### PASSAGE TO READ
#####
4/22/2025 at 7:01:42 PM
In another post (https://alexshtf.github.io/2025/03/27/Free-Poly.html) the author fits a degree-10000 (ten thousand!) polynomial using the Legendre basis. The polynomial _doesn't overfit_, demonstrating double descent. "What happened to our overfitting from ML 101 textbooks? There is no regularization. No control of the degree. But “magically” our high degree polynomial is not that bad!"So... are _all_ introductions to machine learning just extremely wrong here? I feel like I've seen tens of reputable books and courses that introduce overfitting and generalization using severe overfitting and terrible generalization of high-degree polynomials in the usual basis (1,x,x^2,...). Seemingly everyone warns of the dangers of high-degree polynomials, yet here the author just says "use another basis" and proves everyone wrong? Mind blown, or is there a catch?
by ForceBru
4/22/2025 at 11:50:13 PM
The catch is that orthogonal polynomial bases (like Legendre) implicitly regularize by controlling the Riesz representer norm, effectively implementing a form of spectral filtering that penalizes high-frequency components.by ethan_smith
4/22/2025 at 9:22:32 PM
https://arxiv.org/pdf/2503.02113This paper shows that polynomials show most features of deep neural nets, including double descent and ability to memorize entire dataset.
It connects dots there - polynomials there are regularized to be as simple as possible and author argues that hundredths of billions of parameters in modern neural networks work as a regularizers too, they attenuate decisions that "too risky."
I really enjoyed that paper, a gem that puts light everywhere.
by thesz
4/22/2025 at 8:50:47 PM
No. All the textbooks know that polynomials of high degree are numerically dangerous and you need to be careful when handling them.The articles examples only work because the interval 0 to 1 (or -1 to 1) were chosen. For whatever reason the author does not point that out or even acknowledges the fact that had he chosen a larger interval the limitations of floating point arithmetic would have ruined the argument he was trying to make.
10^100 is a very large number and numerically difficult to treat. For whatever reason the author pretends this is not a valid reason to be cautious about high degree polynomials.
by constantcrying
4/22/2025 at 9:53:45 PM
He seems reasonably explicit about this:""
This means that when using polynomial features, the data must be normalized to lie in an interval. It can be done using min-max scaling, computing empirical quantiles, or passing the feature through a sigmoid. But we should avoid the use of polynomials on raw un-normalized features.
""
by heisenzombie
4/22/2025 at 10:22:07 PM
No.This paragraph has nothing to do with numerics. It is about the fact that continuous functions can not be approximated globally by polynomials. So you need to restrict to intervals for reasons of mathematical theory. This is totally unrelated to the numerical issues, which are nowhere even acknowledged.
#####
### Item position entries

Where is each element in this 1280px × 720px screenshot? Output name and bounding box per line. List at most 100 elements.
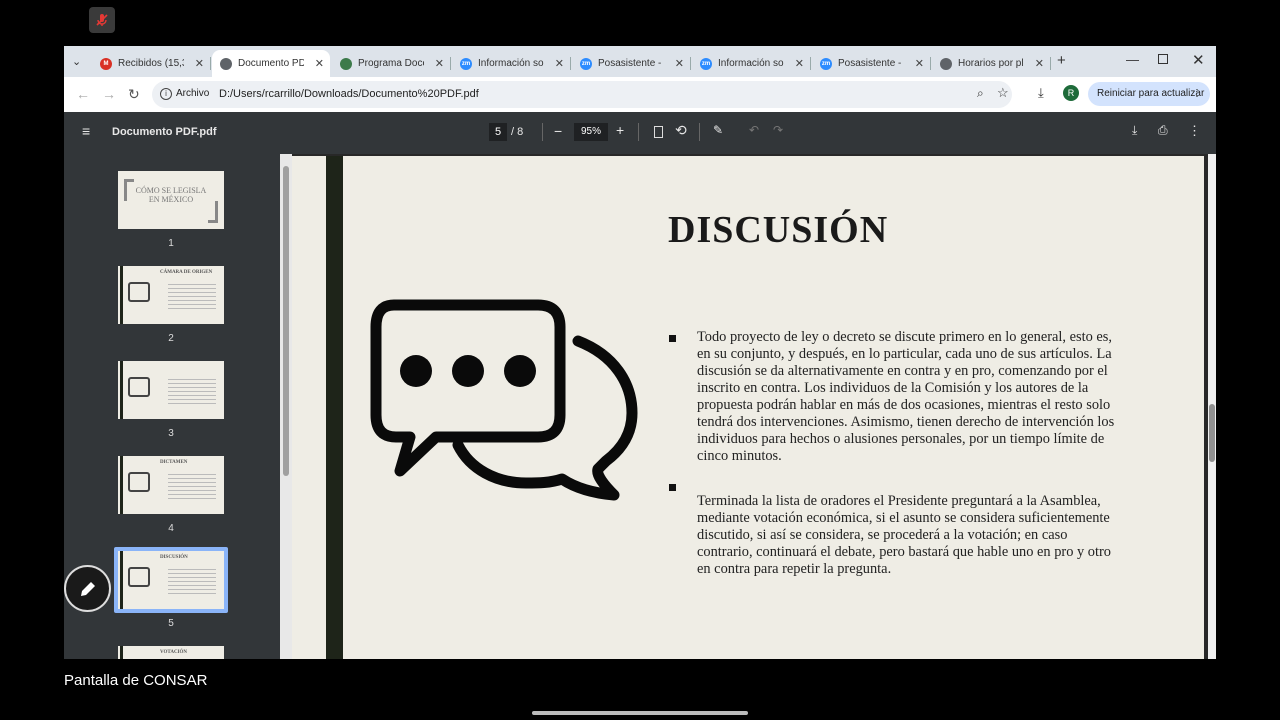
zoom-magnifier-icon[interactable]: ⌕ — [977, 86, 984, 101]
browser-window: ⌄ MRecibidos (15,33✕Documento PDF✕Progra… — [64, 46, 1216, 659]
thumbnail-page-2[interactable]: CÁMARA DE ORIGEN — [118, 266, 224, 324]
bookmark-star-icon[interactable]: ☆ — [997, 85, 1009, 101]
divider — [542, 123, 543, 141]
thumbnail-number: 1 — [168, 238, 174, 249]
page-scroll-thumb[interactable] — [1209, 404, 1215, 462]
tab-separator — [690, 57, 691, 70]
paragraph-line: mediante votación económica, si el asunt… — [697, 510, 1110, 526]
tab-title: Posasistente - Zo — [598, 58, 664, 69]
annotate-pen-icon[interactable]: ✎ — [713, 123, 723, 137]
zoom-icon: zm — [580, 57, 592, 70]
redo-icon[interactable]: ↷ — [773, 123, 783, 137]
menu-icon[interactable]: ≡ — [82, 123, 90, 139]
restore-button[interactable] — [1158, 54, 1168, 64]
undo-icon[interactable]: ↶ — [749, 123, 759, 137]
page-scrollbar[interactable] — [1208, 154, 1216, 659]
profile-avatar[interactable]: R — [1063, 85, 1079, 101]
tab-8[interactable]: Horarios por pla ✕ — [932, 50, 1051, 77]
thumbnail-page-5[interactable]: DISCUSIÓN — [118, 551, 224, 609]
close-window-button[interactable]: ✕ — [1192, 51, 1205, 69]
thumbnail-text-lines — [168, 569, 216, 597]
sidebar-scroll-thumb[interactable] — [283, 166, 289, 476]
tab-6[interactable]: zm Información sob ✕ — [692, 50, 811, 77]
paragraph-line: discusión se da alternativamente en cont… — [697, 363, 1108, 379]
close-tab-icon[interactable]: ✕ — [795, 57, 804, 70]
omnibox[interactable]: i Archivo D:/Users/rcarrillo/Downloads/D… — [152, 81, 1012, 108]
tab-title: Programa Docen — [358, 58, 424, 69]
tab-3[interactable]: Programa Docen ✕ — [332, 50, 451, 77]
close-tab-icon[interactable]: ✕ — [675, 57, 684, 70]
zoom-input[interactable]: 95% — [574, 123, 608, 141]
tab-7[interactable]: zm Posasistente - Zo ✕ — [812, 50, 931, 77]
tab-separator — [810, 57, 811, 70]
tab-title: Posasistente - Zo — [838, 58, 904, 69]
rotate-icon[interactable]: ⟲ — [675, 122, 687, 139]
paragraph-line: contrario, continuará el debate, pero ba… — [697, 544, 1111, 560]
thumbnail-title: CÁMARA DE ORIGEN — [160, 270, 213, 275]
tab-search-chevron-icon[interactable]: ⌄ — [72, 55, 81, 68]
pencil-icon — [80, 581, 95, 596]
close-tab-icon[interactable]: ✕ — [555, 57, 564, 70]
url-text[interactable]: D:/Users/rcarrillo/Downloads/Documento%2… — [219, 88, 479, 100]
menu-kebab-icon[interactable]: ⋮ — [1192, 82, 1202, 106]
thumbnail-number: 5 — [168, 618, 174, 629]
download-pdf-icon[interactable]: ⤓ — [1132, 123, 1137, 138]
close-tab-icon[interactable]: ✕ — [435, 57, 444, 70]
tab-1[interactable]: M Recibidos (15,33 ✕ — [92, 50, 211, 77]
muted-mic-icon[interactable] — [89, 7, 115, 33]
close-tab-icon[interactable]: ✕ — [195, 57, 204, 70]
tab-5[interactable]: zm Posasistente - Zo ✕ — [572, 50, 691, 77]
tab-title: Horarios por pla — [958, 58, 1024, 69]
file-chip: Archivo — [176, 88, 210, 99]
tab-2[interactable]: Documento PDF ✕ — [212, 50, 330, 77]
paragraph-line: propuesta podrán hablar en más de dos oc… — [697, 397, 1111, 413]
tab-separator — [450, 57, 451, 70]
sidebar-scrollbar[interactable] — [280, 154, 292, 659]
new-tab-button[interactable]: + — [1057, 52, 1066, 69]
edit-pencil-button[interactable] — [64, 565, 111, 612]
thumbnail-page-1[interactable]: CÓMO SE LEGISLA EN MÉXICO — [118, 171, 224, 229]
close-tab-icon[interactable]: ✕ — [915, 57, 924, 70]
info-icon[interactable]: i — [160, 88, 172, 100]
close-tab-icon[interactable]: ✕ — [315, 57, 324, 70]
tab-separator — [930, 57, 931, 70]
back-button[interactable]: ← — [76, 86, 90, 102]
thumbnail-page-3[interactable] — [118, 361, 224, 419]
zoom-in-button[interactable]: + — [616, 122, 624, 138]
more-options-icon[interactable]: ⋮ — [1188, 123, 1201, 139]
thumbnail-number: 2 — [168, 333, 174, 344]
close-tab-icon[interactable]: ✕ — [1035, 57, 1044, 70]
chat-bubbles-icon — [370, 299, 638, 501]
page-area: DISCUSIÓN Todo proyecto de ley o decreto… — [292, 154, 1216, 659]
bullet-marker — [669, 335, 676, 342]
fit-page-icon[interactable] — [654, 126, 663, 138]
tab-title: Documento PDF — [238, 58, 304, 69]
address-bar: ← → ↻ i Archivo D:/Users/rcarrillo/Downl… — [64, 77, 1216, 112]
screen-share-caption: Pantalla de CONSAR — [64, 672, 208, 689]
paragraph-line: en su conjunto, y después, en lo particu… — [697, 346, 1112, 362]
page-number-input[interactable]: 5 — [489, 123, 507, 141]
reload-button[interactable]: ↻ — [128, 86, 140, 103]
paragraph-2: Terminada la lista de oradores el Presid… — [697, 493, 1111, 578]
download-icon[interactable]: ⤓ — [1038, 85, 1044, 101]
bullet-marker — [669, 484, 676, 491]
thumbnail-graphic — [128, 472, 150, 492]
thumbnail-frame — [208, 201, 218, 223]
thumbnail-title: DISCUSIÓN — [160, 555, 188, 560]
home-indicator[interactable] — [532, 711, 748, 715]
thumbnail-page-4[interactable]: DICTAMEN — [118, 456, 224, 514]
thumbnail-text-lines — [168, 284, 216, 312]
update-button[interactable]: Reiniciar para actualizar ⋮ — [1088, 82, 1210, 106]
zoom-out-button[interactable]: − — [554, 123, 562, 139]
paragraph-line: Todo proyecto de ley o decreto se discut… — [697, 329, 1112, 345]
thumbnail-accent-bar — [120, 361, 123, 419]
thumbnail-title: VOTACIÓN — [160, 650, 188, 655]
thumbnail-accent-bar — [120, 646, 123, 659]
forward-button[interactable]: → — [102, 86, 116, 102]
program-icon — [340, 57, 352, 70]
thumbnail-page-6[interactable]: VOTACIÓN — [118, 646, 224, 659]
minimize-button[interactable]: — — [1126, 52, 1139, 67]
print-icon[interactable]: ⎙ — [1158, 123, 1168, 138]
tab-4[interactable]: zm Información sob ✕ — [452, 50, 571, 77]
thumbnail-text-lines — [168, 379, 216, 407]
#####
### TASK DIRECTIONS
Carry on the thread on high-degree polynomials from its last reply. The material here is separate from the thread on high-degree polynomials.

### ANSWER FOR THE TASK
by constantcrying
4/23/2025 at 1:02:41 AM
But what's the point in acknowledging numerical issues outside of [-1,1] if polynomials do not even work there, as author explicitly notes?by vient
4/23/2025 at 6:05:26 AM
All polynomials "work" globally. That some polynomials form an orthonormal basis over certain intervals is essentially irrelevant.The author does not address the single most important reason why high degrees of polynomials are dangerous. Which is pretty insane to be honest, obviously to be honest you have to at least mention why people tell you to be cautious about high degree polynomials AND point out why your examples circumvent the problem. Anything else is extremely dishonest and misleading.
by constantcrying
4/23/2025 at 2:17:46 AM
Is there a mathematical proof or basis to back what you’re saying?by sheepscreek
4/23/2025 at 6:06:51 AM
That polynomials do not approximate continuous functions globally??That is pretty obvious. Consider that every polynomial grows arbitrarily large, but not every continuous function does.
by constantcrying
4/23/2025 at 8:14:23 PM
There is a simple corollary to Stone-Weierstrass that extends to infinite intervals, but requires the use of rational functions.by gthompson512
4/23/2025 at 9:01:36 AM
Actually they aren't. You never compute high powers of the argument when working with specialized bases.You use the recursive formula that both the Bernstein basis and the orthogonal polynomial bases are endowed with. This is implemented in numpy, so you don't have to do anything yourself. Just call, for example, np.polynomial.legendre.legvander to get the features for the Legendre basis.
And a basis orthogonal over [-1,1] is easily made orthogonal over arbitrary interval. Take p_i to be the i-th legendre polynomial, then the basis composed of q_i(x)=p_i(2(x-a)/(b-a)-1) is orthogonal over [a,b]. Each q_i is itself a polynomial of degree i, but you never use its coefficients explicitly.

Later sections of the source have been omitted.